▶ **WRITTEN REQUEST**
How many lines of these entries hold the string "vano"? Answer with the number alone.

▶ **EXERCISE INPUT**
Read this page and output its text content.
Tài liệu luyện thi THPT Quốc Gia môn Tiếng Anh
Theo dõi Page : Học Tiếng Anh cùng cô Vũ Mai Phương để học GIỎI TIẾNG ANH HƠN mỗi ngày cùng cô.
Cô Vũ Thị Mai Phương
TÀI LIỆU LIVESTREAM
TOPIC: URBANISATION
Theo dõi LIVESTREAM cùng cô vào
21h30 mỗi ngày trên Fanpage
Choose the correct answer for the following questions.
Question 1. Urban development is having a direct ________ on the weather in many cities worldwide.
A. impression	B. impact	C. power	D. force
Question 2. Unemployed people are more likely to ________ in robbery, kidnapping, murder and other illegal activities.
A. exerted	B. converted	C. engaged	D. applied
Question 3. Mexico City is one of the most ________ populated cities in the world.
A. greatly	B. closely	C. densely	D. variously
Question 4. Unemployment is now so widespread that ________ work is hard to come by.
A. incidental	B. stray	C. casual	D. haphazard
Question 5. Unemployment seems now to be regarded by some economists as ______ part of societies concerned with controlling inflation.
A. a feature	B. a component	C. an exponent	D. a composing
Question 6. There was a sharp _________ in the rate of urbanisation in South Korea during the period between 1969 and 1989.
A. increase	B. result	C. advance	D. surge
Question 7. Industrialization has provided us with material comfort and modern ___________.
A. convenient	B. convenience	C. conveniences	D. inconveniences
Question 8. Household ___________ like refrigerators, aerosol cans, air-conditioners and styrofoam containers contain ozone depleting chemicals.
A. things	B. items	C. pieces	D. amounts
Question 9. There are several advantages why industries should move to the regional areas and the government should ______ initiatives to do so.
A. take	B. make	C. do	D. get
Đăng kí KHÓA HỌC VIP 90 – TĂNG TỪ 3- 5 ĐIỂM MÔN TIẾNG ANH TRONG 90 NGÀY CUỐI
---
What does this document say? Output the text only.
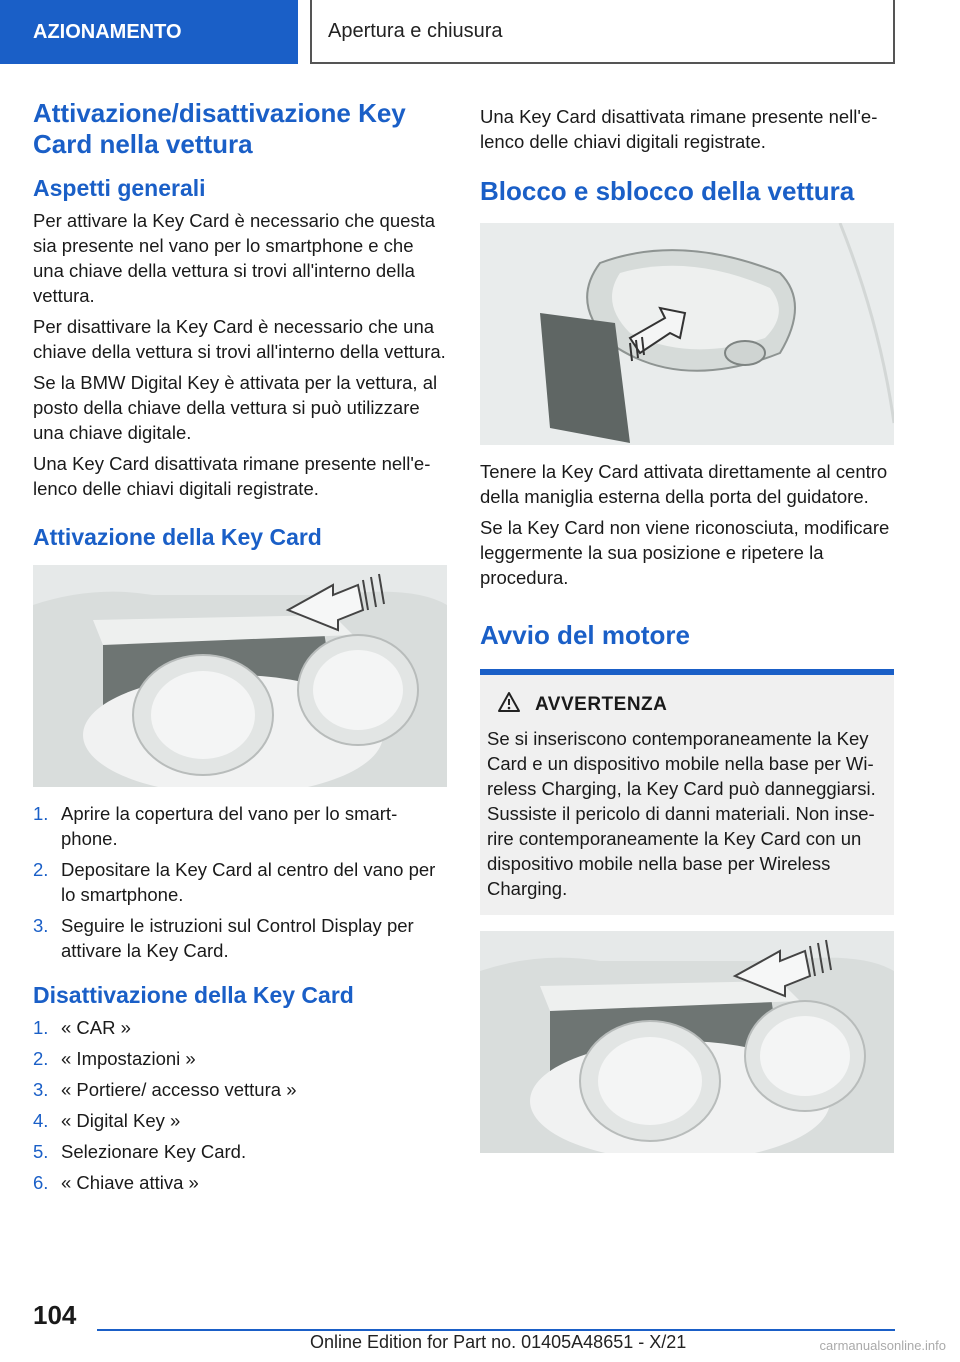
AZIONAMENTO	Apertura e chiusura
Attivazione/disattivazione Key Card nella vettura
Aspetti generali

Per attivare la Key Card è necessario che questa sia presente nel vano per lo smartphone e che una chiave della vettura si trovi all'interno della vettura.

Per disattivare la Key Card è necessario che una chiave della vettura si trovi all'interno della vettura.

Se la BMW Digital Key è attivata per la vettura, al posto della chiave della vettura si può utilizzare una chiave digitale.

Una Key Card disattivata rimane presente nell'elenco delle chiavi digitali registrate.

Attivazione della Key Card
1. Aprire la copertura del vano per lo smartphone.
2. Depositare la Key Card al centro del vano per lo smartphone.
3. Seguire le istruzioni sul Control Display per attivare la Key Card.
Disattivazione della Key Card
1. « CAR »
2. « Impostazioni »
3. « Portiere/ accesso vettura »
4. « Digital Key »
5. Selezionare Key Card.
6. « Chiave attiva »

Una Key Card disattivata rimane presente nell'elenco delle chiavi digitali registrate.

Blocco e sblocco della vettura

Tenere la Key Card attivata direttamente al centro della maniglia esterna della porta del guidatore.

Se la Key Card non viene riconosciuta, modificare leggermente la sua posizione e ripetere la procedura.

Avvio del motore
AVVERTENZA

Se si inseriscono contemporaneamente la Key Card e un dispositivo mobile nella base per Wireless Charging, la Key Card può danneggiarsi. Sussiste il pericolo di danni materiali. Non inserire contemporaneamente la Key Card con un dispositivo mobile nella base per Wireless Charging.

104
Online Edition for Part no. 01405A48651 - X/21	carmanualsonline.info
==
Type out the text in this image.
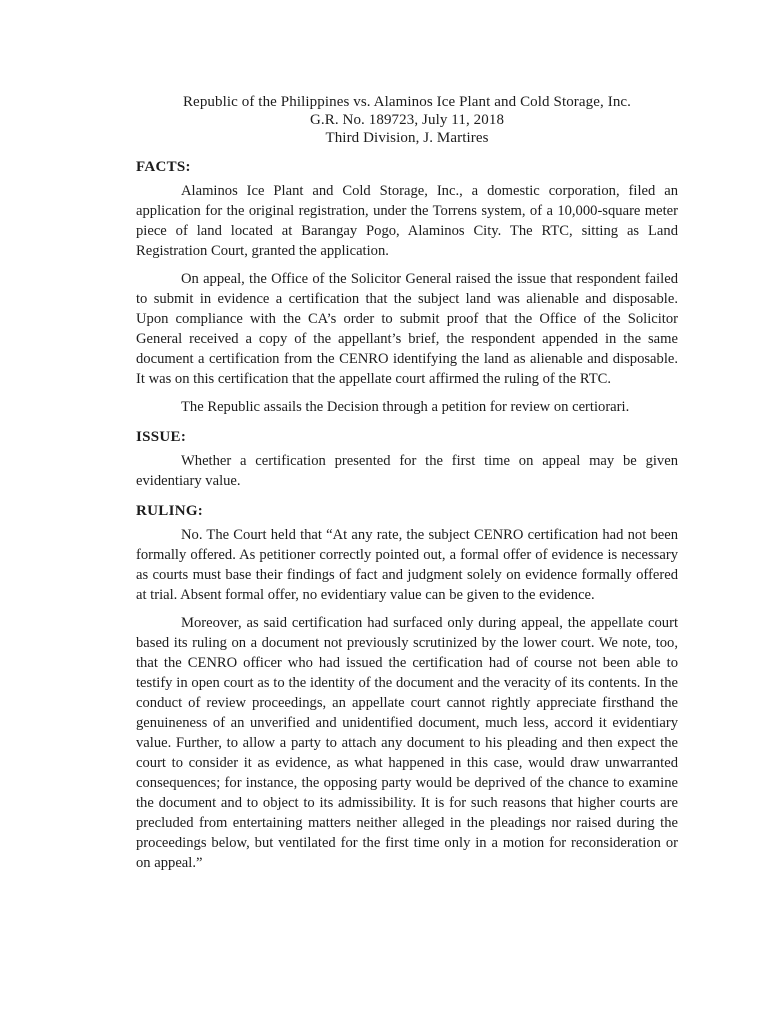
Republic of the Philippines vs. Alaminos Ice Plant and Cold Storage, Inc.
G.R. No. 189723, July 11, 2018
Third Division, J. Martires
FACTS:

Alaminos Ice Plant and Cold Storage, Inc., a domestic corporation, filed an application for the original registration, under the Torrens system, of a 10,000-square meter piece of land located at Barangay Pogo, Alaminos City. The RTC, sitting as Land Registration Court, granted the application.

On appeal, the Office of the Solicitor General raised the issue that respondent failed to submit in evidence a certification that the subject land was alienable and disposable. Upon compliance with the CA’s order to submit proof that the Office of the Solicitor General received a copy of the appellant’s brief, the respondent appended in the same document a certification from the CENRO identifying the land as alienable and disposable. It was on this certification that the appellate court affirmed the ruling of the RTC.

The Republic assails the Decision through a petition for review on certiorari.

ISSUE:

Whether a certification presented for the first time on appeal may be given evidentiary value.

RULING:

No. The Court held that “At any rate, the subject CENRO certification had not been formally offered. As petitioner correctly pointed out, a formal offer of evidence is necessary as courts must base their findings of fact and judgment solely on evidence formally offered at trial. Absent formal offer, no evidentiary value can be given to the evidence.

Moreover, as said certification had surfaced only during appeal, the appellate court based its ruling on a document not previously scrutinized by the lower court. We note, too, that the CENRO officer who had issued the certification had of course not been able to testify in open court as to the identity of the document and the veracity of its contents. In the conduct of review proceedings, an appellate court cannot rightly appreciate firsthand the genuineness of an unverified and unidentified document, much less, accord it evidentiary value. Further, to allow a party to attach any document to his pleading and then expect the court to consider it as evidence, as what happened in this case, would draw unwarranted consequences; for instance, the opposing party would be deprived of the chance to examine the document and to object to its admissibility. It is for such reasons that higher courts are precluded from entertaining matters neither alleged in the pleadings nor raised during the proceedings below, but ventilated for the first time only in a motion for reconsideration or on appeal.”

▶ **RESULT**
3